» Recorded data
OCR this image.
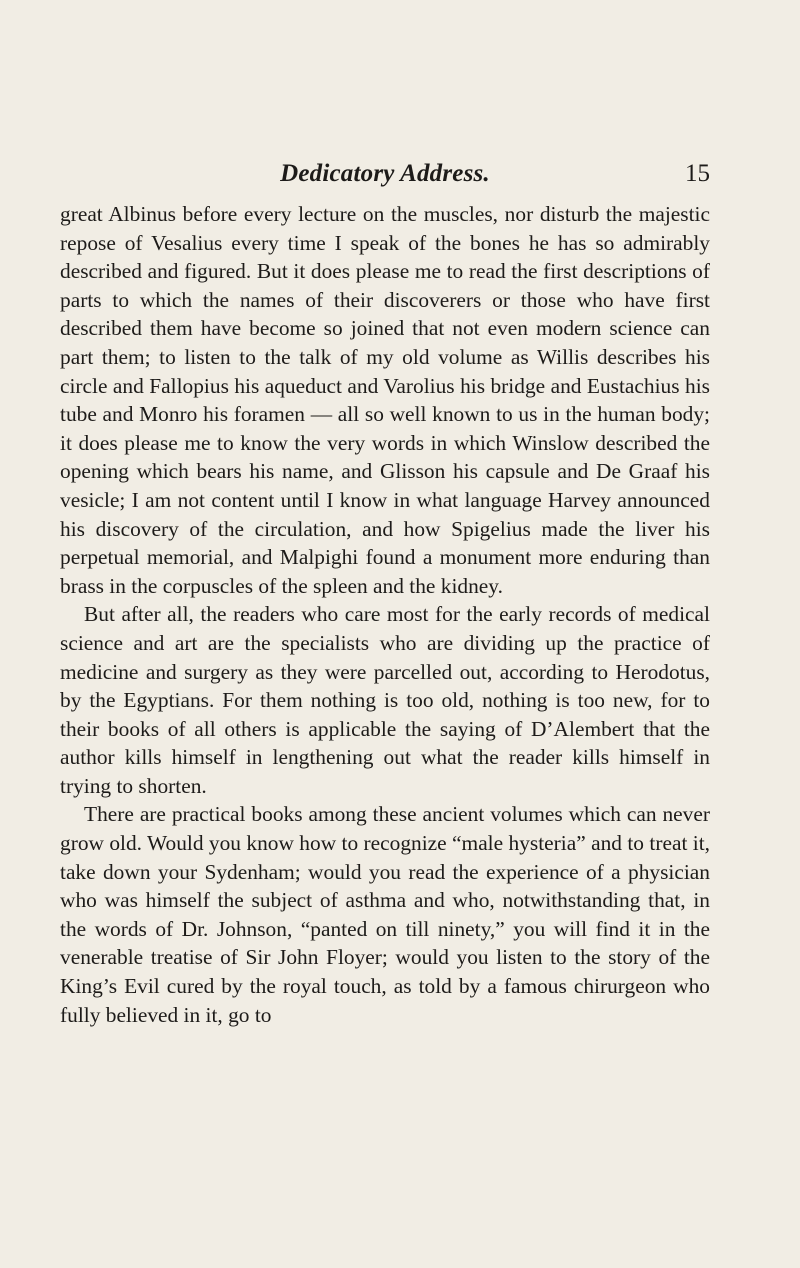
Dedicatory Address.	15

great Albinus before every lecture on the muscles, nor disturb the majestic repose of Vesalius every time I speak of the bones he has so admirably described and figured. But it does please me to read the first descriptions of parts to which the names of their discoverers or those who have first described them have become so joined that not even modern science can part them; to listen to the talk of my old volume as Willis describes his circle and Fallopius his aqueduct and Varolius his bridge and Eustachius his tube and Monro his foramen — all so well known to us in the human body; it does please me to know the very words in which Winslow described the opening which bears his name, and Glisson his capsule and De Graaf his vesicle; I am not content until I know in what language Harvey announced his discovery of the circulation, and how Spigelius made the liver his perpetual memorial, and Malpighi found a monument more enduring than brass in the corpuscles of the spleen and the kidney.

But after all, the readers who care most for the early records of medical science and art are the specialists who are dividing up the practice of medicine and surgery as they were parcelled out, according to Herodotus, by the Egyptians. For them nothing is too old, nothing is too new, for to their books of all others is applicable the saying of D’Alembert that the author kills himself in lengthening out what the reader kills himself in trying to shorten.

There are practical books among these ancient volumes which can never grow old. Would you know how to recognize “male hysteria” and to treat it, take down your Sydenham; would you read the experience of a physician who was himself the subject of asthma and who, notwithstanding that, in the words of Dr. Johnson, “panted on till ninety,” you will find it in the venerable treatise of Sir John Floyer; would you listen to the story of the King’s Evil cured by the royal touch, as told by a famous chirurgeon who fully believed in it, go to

» Written instruction
Reproduce all the entries that precede this task, word for word, minus any pictures.

» Task solution
OCR this image.
Dedicatory Address.	15

great Albinus before every lecture on the muscles, nor disturb the majestic repose of Vesalius every time I speak of the bones he has so admirably described and figured. But it does please me to read the first descriptions of parts to which the names of their discoverers or those who have first described them have become so joined that not even modern science can part them; to listen to the talk of my old volume as Willis describes his circle and Fallopius his aqueduct and Varolius his bridge and Eustachius his tube and Monro his foramen — all so well known to us in the human body; it does please me to know the very words in which Winslow described the opening which bears his name, and Glisson his capsule and De Graaf his vesicle; I am not content until I know in what language Harvey announced his discovery of the circulation, and how Spigelius made the liver his perpetual memorial, and Malpighi found a monument more enduring than brass in the corpuscles of the spleen and the kidney.

But after all, the readers who care most for the early records of medical science and art are the specialists who are dividing up the practice of medicine and surgery as they were parcelled out, according to Herodotus, by the Egyptians. For them nothing is too old, nothing is too new, for to their books of all others is applicable the saying of D’Alembert that the author kills himself in lengthening out what the reader kills himself in trying to shorten.

There are practical books among these ancient volumes which can never grow old. Would you know how to recognize “male hysteria” and to treat it, take down your Sydenham; would you read the experience of a physician who was himself the subject of asthma and who, notwithstanding that, in the words of Dr. Johnson, “panted on till ninety,” you will find it in the venerable treatise of Sir John Floyer; would you listen to the story of the King’s Evil cured by the royal touch, as told by a famous chirurgeon who fully believed in it, go to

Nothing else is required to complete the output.